WHAT THE TASK ASKS: Quote the material below in full, line by line, without changing a single character.

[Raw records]
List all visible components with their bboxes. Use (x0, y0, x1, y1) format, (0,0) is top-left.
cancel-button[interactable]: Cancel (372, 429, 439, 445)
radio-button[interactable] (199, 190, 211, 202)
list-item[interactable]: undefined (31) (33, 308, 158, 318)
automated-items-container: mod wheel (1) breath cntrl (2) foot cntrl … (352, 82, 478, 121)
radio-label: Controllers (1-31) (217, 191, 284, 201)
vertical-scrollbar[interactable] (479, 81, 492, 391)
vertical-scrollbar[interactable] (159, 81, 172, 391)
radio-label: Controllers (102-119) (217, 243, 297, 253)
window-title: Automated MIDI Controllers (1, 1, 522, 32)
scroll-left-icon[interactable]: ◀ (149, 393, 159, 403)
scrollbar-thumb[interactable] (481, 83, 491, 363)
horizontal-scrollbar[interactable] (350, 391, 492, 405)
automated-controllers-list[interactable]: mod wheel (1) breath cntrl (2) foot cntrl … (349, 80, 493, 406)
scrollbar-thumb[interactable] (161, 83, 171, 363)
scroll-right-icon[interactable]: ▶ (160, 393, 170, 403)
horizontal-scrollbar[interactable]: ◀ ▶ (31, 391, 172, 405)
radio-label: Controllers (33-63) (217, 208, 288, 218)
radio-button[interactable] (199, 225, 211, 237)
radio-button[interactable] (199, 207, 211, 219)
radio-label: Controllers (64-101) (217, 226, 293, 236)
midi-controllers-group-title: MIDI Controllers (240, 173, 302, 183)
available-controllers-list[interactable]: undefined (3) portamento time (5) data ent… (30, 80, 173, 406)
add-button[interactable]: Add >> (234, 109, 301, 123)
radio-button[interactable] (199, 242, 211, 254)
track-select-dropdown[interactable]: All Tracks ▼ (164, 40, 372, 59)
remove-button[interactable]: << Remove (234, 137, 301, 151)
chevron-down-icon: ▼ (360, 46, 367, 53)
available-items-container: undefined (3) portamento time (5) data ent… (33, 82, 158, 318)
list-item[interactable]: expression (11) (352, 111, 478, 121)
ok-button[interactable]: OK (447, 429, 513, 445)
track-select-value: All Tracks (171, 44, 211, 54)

CORRECT OUTPUT:
List all visible components with their bboxes. Use (x0, y0, x1, y1) format, (0,0) is top-left.
cancel-button[interactable]: Cancel (372, 429, 439, 445)
radio-button[interactable] (199, 190, 211, 202)
list-item[interactable]: undefined (31) (33, 308, 158, 318)
automated-items-container: mod wheel (1) breath cntrl (2) foot cntrl … (352, 82, 478, 121)
radio-label: Controllers (1-31) (217, 191, 284, 201)
vertical-scrollbar[interactable] (479, 81, 492, 391)
vertical-scrollbar[interactable] (159, 81, 172, 391)
radio-label: Controllers (102-119) (217, 243, 297, 253)
window-title: Automated MIDI Controllers (1, 1, 522, 32)
scroll-left-icon[interactable]: ◀ (149, 393, 159, 403)
scrollbar-thumb[interactable] (481, 83, 491, 363)
horizontal-scrollbar[interactable] (350, 391, 492, 405)
automated-controllers-list[interactable]: mod wheel (1) breath cntrl (2) foot cntrl … (349, 80, 493, 406)
scrollbar-thumb[interactable] (161, 83, 171, 363)
scroll-right-icon[interactable]: ▶ (160, 393, 170, 403)
horizontal-scrollbar[interactable]: ◀ ▶ (31, 391, 172, 405)
radio-label: Controllers (33-63) (217, 208, 288, 218)
radio-button[interactable] (199, 225, 211, 237)
radio-button[interactable] (199, 207, 211, 219)
radio-label: Controllers (64-101) (217, 226, 293, 236)
midi-controllers-group-title: MIDI Controllers (240, 173, 302, 183)
available-controllers-list[interactable]: undefined (3) portamento time (5) data ent… (30, 80, 173, 406)
add-button[interactable]: Add >> (234, 109, 301, 123)
radio-button[interactable] (199, 242, 211, 254)
track-select-dropdown[interactable]: All Tracks ▼ (164, 40, 372, 59)
remove-button[interactable]: << Remove (234, 137, 301, 151)
chevron-down-icon: ▼ (360, 46, 367, 53)
available-items-container: undefined (3) portamento time (5) data ent… (33, 82, 158, 318)
list-item[interactable]: expression (11) (352, 111, 478, 121)
ok-button[interactable]: OK (447, 429, 513, 445)
track-select-value: All Tracks (171, 44, 211, 54)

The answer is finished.